'''

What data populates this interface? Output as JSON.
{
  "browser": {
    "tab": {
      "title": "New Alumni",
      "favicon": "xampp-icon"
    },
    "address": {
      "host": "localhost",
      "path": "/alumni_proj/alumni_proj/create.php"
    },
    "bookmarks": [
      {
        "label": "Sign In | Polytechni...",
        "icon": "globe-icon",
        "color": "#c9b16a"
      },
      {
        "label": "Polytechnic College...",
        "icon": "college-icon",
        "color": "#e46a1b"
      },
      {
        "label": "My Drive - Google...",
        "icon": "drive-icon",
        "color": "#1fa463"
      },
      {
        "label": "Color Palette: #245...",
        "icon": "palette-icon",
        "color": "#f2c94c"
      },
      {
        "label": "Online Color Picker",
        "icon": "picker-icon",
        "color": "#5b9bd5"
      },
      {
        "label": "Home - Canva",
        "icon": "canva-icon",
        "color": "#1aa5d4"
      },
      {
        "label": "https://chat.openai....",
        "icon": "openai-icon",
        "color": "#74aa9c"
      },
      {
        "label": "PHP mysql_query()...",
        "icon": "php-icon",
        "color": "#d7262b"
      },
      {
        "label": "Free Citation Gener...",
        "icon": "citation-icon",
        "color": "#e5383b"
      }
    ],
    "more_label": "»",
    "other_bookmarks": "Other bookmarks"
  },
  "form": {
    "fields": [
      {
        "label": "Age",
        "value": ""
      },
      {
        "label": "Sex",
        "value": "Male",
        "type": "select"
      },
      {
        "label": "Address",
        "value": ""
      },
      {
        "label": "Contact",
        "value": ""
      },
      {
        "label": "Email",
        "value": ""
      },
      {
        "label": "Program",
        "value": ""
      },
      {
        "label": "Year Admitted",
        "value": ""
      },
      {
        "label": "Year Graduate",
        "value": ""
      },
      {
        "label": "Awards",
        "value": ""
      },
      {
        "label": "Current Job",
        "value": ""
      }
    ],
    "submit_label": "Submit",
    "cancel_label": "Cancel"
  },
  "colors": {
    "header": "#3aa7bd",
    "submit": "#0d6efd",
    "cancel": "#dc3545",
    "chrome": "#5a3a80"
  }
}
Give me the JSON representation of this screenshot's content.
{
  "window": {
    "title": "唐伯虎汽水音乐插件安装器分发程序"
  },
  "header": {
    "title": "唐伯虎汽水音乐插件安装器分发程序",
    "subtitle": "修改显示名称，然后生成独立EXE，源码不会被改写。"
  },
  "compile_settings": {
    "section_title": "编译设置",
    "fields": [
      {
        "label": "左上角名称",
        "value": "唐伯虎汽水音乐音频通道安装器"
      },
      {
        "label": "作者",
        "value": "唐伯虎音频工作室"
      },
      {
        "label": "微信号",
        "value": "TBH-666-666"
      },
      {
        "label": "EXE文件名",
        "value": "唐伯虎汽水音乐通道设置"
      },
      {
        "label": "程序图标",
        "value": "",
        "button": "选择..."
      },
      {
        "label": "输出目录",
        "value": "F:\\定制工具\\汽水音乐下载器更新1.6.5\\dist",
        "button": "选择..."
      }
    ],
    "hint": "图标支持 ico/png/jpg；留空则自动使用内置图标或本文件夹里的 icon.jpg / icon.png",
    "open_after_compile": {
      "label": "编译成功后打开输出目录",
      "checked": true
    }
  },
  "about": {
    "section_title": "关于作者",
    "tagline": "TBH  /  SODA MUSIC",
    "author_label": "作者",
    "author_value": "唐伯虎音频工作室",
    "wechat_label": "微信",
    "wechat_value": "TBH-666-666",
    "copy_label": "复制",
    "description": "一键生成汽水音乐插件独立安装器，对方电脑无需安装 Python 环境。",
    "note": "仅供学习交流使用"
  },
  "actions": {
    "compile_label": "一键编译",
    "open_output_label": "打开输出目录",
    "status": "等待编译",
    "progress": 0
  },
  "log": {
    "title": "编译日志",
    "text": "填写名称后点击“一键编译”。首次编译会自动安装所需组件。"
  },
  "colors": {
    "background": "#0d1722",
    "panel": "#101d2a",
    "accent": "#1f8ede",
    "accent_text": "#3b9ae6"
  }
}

'''

# WRITTEN INSTRUCTION
In the entries above, find every line holding the word "this" and copy it out.

# ANSWER TO THE TASK
What data populates this interface? Output as JSON.
Give me the JSON representation of this screenshot's content.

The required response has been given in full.